**AIM:**
Write out the material exactly. Do not include the pictures.

**INPUT MATERIAL:**
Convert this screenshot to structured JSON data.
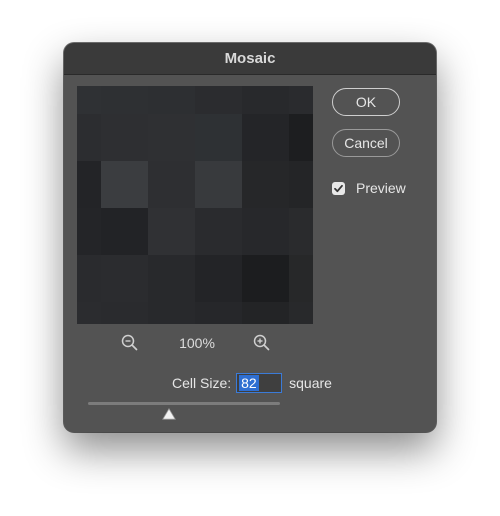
{
  "dialog": {
    "title": "Mosaic"
  },
  "buttons": {
    "ok_label": "OK",
    "cancel_label": "Cancel"
  },
  "preview_toggle": {
    "label": "Preview",
    "checked": true
  },
  "zoom": {
    "level": "100%",
    "zoom_out_icon": "zoom-out-magnifier",
    "zoom_in_icon": "zoom-in-magnifier"
  },
  "cell_size": {
    "label": "Cell Size:",
    "value": "82",
    "unit": "square",
    "slider_fraction": 0.42
  },
  "mosaic_preview": {
    "rows": [
      [
        "#2f3134",
        "#2e3033",
        "#2d2f32",
        "#2b2c2f",
        "#28292c",
        "#2a2b2e"
      ],
      [
        "#2c2d30",
        "#2e2f32",
        "#2f3033",
        "#2e3134",
        "#242528",
        "#1d1e20"
      ],
      [
        "#232427",
        "#3b3d40",
        "#2e2f32",
        "#383a3d",
        "#262729",
        "#242527"
      ],
      [
        "#242528",
        "#222326",
        "#303134",
        "#2a2b2e",
        "#27282b",
        "#2a2b2d"
      ],
      [
        "#2a2b2e",
        "#2b2c2f",
        "#28292c",
        "#232427",
        "#1c1d1f",
        "#272829"
      ],
      [
        "#2b2c2f",
        "#2a2b2e",
        "#28292c",
        "#26272a",
        "#232426",
        "#28292b"
      ]
    ]
  }
}
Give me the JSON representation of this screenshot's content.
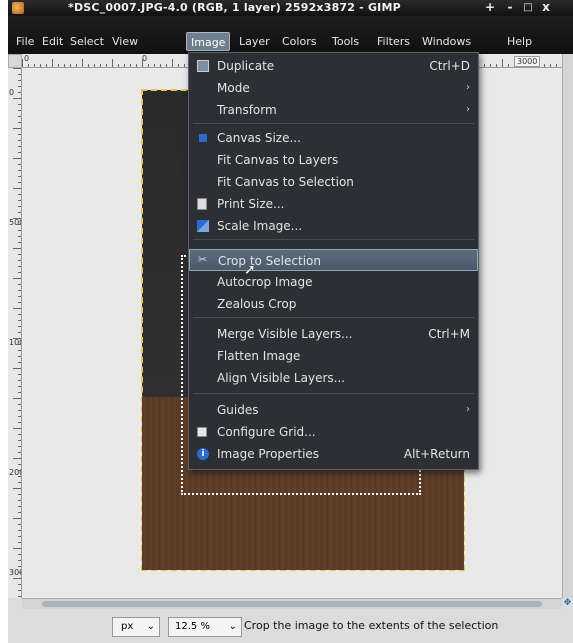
{
  "window": {
    "title": "*DSC_0007.JPG-4.0 (RGB, 1 layer) 2592x3872 - GIMP",
    "controls": {
      "plus": "+",
      "minimize": "-",
      "maximize": "□",
      "close": "x"
    }
  },
  "menubar": [
    {
      "label": "File"
    },
    {
      "label": "Edit"
    },
    {
      "label": "Select"
    },
    {
      "label": "View"
    },
    {
      "label": "Image"
    },
    {
      "label": "Layer"
    },
    {
      "label": "Colors"
    },
    {
      "label": "Tools"
    },
    {
      "label": "Filters"
    },
    {
      "label": "Windows"
    },
    {
      "label": "Help"
    }
  ],
  "rulers": {
    "h_labels": [
      "0",
      "0",
      "3000"
    ],
    "v_labels": [
      "0",
      "500",
      "1000",
      "2000",
      "3000"
    ]
  },
  "image_menu": {
    "items": [
      {
        "label": "Duplicate",
        "shortcut": "Ctrl+D",
        "icon": "duplicate-icon"
      },
      {
        "label": "Mode",
        "submenu": "›"
      },
      {
        "label": "Transform",
        "submenu": "›"
      },
      {
        "label": "Canvas Size...",
        "icon": "canvas-size-icon"
      },
      {
        "label": "Fit Canvas to Layers"
      },
      {
        "label": "Fit Canvas to Selection"
      },
      {
        "label": "Print Size...",
        "icon": "print-size-icon"
      },
      {
        "label": "Scale Image...",
        "icon": "scale-image-icon"
      },
      {
        "label": "Crop to Selection",
        "icon": "crop-icon",
        "highlighted": true
      },
      {
        "label": "Autocrop Image"
      },
      {
        "label": "Zealous Crop"
      },
      {
        "label": "Merge Visible Layers...",
        "shortcut": "Ctrl+M"
      },
      {
        "label": "Flatten Image"
      },
      {
        "label": "Align Visible Layers..."
      },
      {
        "label": "Guides",
        "submenu": "›"
      },
      {
        "label": "Configure Grid...",
        "icon": "grid-icon"
      },
      {
        "label": "Image Properties",
        "shortcut": "Alt+Return",
        "icon": "info-icon"
      }
    ]
  },
  "statusbar": {
    "unit": "px",
    "zoom": "12.5 %",
    "message": "Crop the image to the extents of the selection"
  },
  "colors": {
    "menu_bg": "#2c2f33",
    "highlight": "#5c6c7c",
    "selection_border": "#e8c84a"
  }
}
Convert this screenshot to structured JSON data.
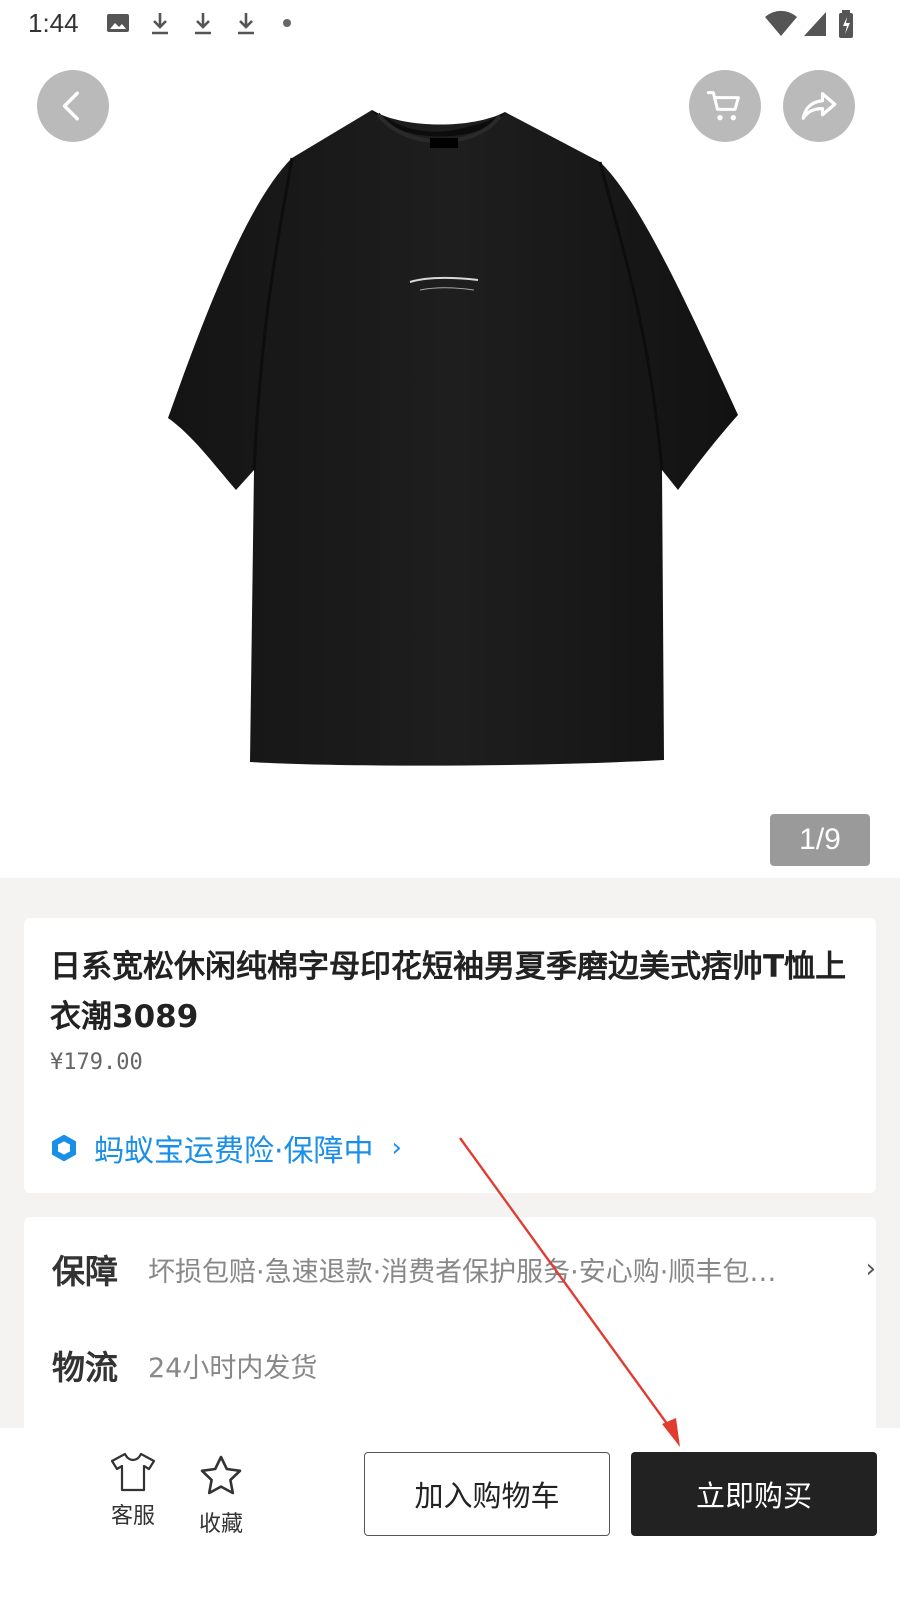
{
  "status_bar": {
    "time": "1:44"
  },
  "gallery": {
    "counter": "1/9"
  },
  "product": {
    "title": "日系宽松休闲纯棉字母印花短袖男夏季磨边美式痞帅T恤上衣潮3089",
    "price": "¥179.00",
    "insurance": "蚂蚁宝运费险·保障中"
  },
  "details": {
    "guarantee_label": "保障",
    "guarantee_value": "坏损包赔·急速退款·消费者保护服务·安心购·顺丰包…",
    "logistics_label": "物流",
    "logistics_value": "24小时内发货"
  },
  "bottom_bar": {
    "service_label": "客服",
    "favorite_label": "收藏",
    "add_cart_label": "加入购物车",
    "buy_now_label": "立即购买"
  },
  "colors": {
    "accent_blue": "#1a8fe8",
    "buy_button": "#222222",
    "annotation_arrow": "#e03c31"
  }
}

**FULL SOLUTION:**
Convert this screenshot to structured JSON data.
{
  "dialog": {
    "title": "Mosaic"
  },
  "buttons": {
    "ok_label": "OK",
    "cancel_label": "Cancel"
  },
  "preview_toggle": {
    "label": "Preview",
    "checked": true
  },
  "zoom": {
    "level": "100%",
    "zoom_out_icon": "zoom-out-magnifier",
    "zoom_in_icon": "zoom-in-magnifier"
  },
  "cell_size": {
    "label": "Cell Size:",
    "value": "82",
    "unit": "square",
    "slider_fraction": 0.42
  },
  "mosaic_preview": {
    "rows": [
      [
        "#2f3134",
        "#2e3033",
        "#2d2f32",
        "#2b2c2f",
        "#28292c",
        "#2a2b2e"
      ],
      [
        "#2c2d30",
        "#2e2f32",
        "#2f3033",
        "#2e3134",
        "#242528",
        "#1d1e20"
      ],
      [
        "#232427",
        "#3b3d40",
        "#2e2f32",
        "#383a3d",
        "#262729",
        "#242527"
      ],
      [
        "#242528",
        "#222326",
        "#303134",
        "#2a2b2e",
        "#27282b",
        "#2a2b2d"
      ],
      [
        "#2a2b2e",
        "#2b2c2f",
        "#28292c",
        "#232427",
        "#1c1d1f",
        "#272829"
      ],
      [
        "#2b2c2f",
        "#2a2b2e",
        "#28292c",
        "#26272a",
        "#232426",
        "#28292b"
      ]
    ]
  }
}
Give me the JSON representation of this screenshot's content.
{
  "window": {
    "title": "*DSC_0007.JPG-4.0 (RGB, 1 layer) 2592x3872 - GIMP",
    "controls": {
      "plus": "+",
      "minimize": "-",
      "maximize": "□",
      "close": "x"
    }
  },
  "menubar": [
    {
      "label": "File"
    },
    {
      "label": "Edit"
    },
    {
      "label": "Select"
    },
    {
      "label": "View"
    },
    {
      "label": "Image"
    },
    {
      "label": "Layer"
    },
    {
      "label": "Colors"
    },
    {
      "label": "Tools"
    },
    {
      "label": "Filters"
    },
    {
      "label": "Windows"
    },
    {
      "label": "Help"
    }
  ],
  "rulers": {
    "h_labels": [
      "0",
      "0",
      "3000"
    ],
    "v_labels": [
      "0",
      "500",
      "1000",
      "2000",
      "3000"
    ]
  },
  "image_menu": {
    "items": [
      {
        "label": "Duplicate",
        "shortcut": "Ctrl+D",
        "icon": "duplicate-icon"
      },
      {
        "label": "Mode",
        "submenu": "›"
      },
      {
        "label": "Transform",
        "submenu": "›"
      },
      {
        "label": "Canvas Size...",
        "icon": "canvas-size-icon"
      },
      {
        "label": "Fit Canvas to Layers"
      },
      {
        "label": "Fit Canvas to Selection"
      },
      {
        "label": "Print Size...",
        "icon": "print-size-icon"
      },
      {
        "label": "Scale Image...",
        "icon": "scale-image-icon"
      },
      {
        "label": "Crop to Selection",
        "icon": "crop-icon",
        "highlighted": true
      },
      {
        "label": "Autocrop Image"
      },
      {
        "label": "Zealous Crop"
      },
      {
        "label": "Merge Visible Layers...",
        "shortcut": "Ctrl+M"
      },
      {
        "label": "Flatten Image"
      },
      {
        "label": "Align Visible Layers..."
      },
      {
        "label": "Guides",
        "submenu": "›"
      },
      {
        "label": "Configure Grid...",
        "icon": "grid-icon"
      },
      {
        "label": "Image Properties",
        "shortcut": "Alt+Return",
        "icon": "info-icon"
      }
    ]
  },
  "statusbar": {
    "unit": "px",
    "zoom": "12.5 %",
    "message": "Crop the image to the extents of the selection"
  },
  "colors": {
    "menu_bg": "#2c2f33",
    "highlight": "#5c6c7c",
    "selection_border": "#e8c84a"
  }
}
Convert this screenshot to structured JSON data.
{
  "status_bar": {
    "time": "1:44"
  },
  "gallery": {
    "counter": "1/9"
  },
  "product": {
    "title": "日系宽松休闲纯棉字母印花短袖男夏季磨边美式痞帅T恤上衣潮3089",
    "price": "¥179.00",
    "insurance": "蚂蚁宝运费险·保障中"
  },
  "details": {
    "guarantee_label": "保障",
    "guarantee_value": "坏损包赔·急速退款·消费者保护服务·安心购·顺丰包…",
    "logistics_label": "物流",
    "logistics_value": "24小时内发货"
  },
  "bottom_bar": {
    "service_label": "客服",
    "favorite_label": "收藏",
    "add_cart_label": "加入购物车",
    "buy_now_label": "立即购买"
  },
  "colors": {
    "accent_blue": "#1a8fe8",
    "buy_button": "#222222",
    "annotation_arrow": "#e03c31"
  }
}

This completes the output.